EXERCISE: Every line with the string "point" should be gathered.

Stored records:
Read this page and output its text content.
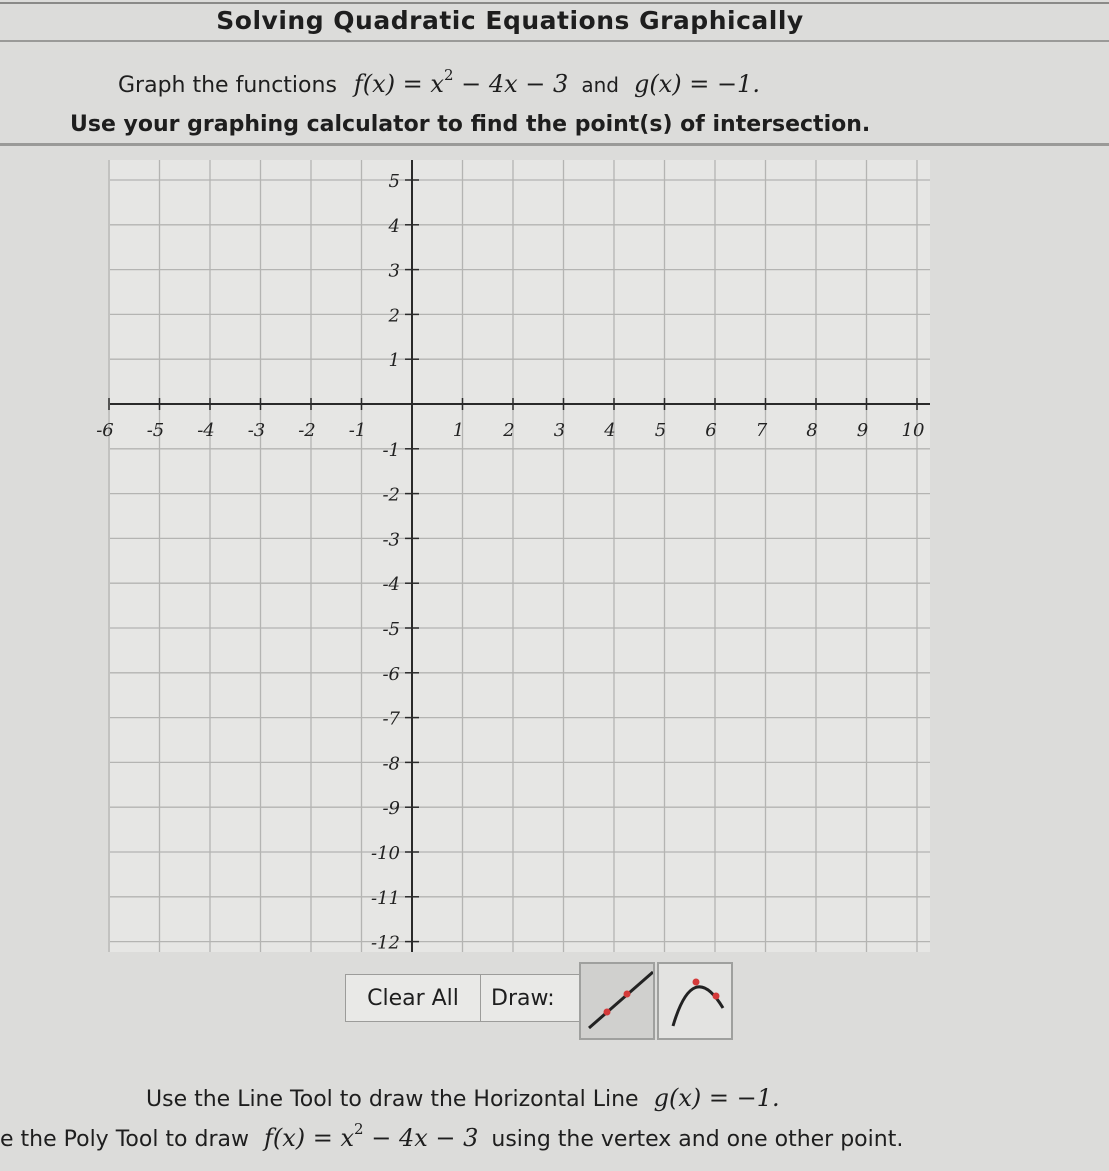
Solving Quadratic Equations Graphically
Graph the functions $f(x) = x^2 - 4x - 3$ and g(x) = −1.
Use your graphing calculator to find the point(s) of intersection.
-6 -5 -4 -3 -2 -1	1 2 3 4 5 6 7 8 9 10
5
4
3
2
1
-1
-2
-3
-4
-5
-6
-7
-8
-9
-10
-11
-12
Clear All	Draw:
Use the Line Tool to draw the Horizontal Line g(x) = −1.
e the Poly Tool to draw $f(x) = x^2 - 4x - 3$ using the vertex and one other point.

FINAL RESULT:
Use your graphing calculator to find the point(s) of intersection.
e the Poly Tool to draw $f(x) = x^2 - 4x - 3$ using the vertex and one other point.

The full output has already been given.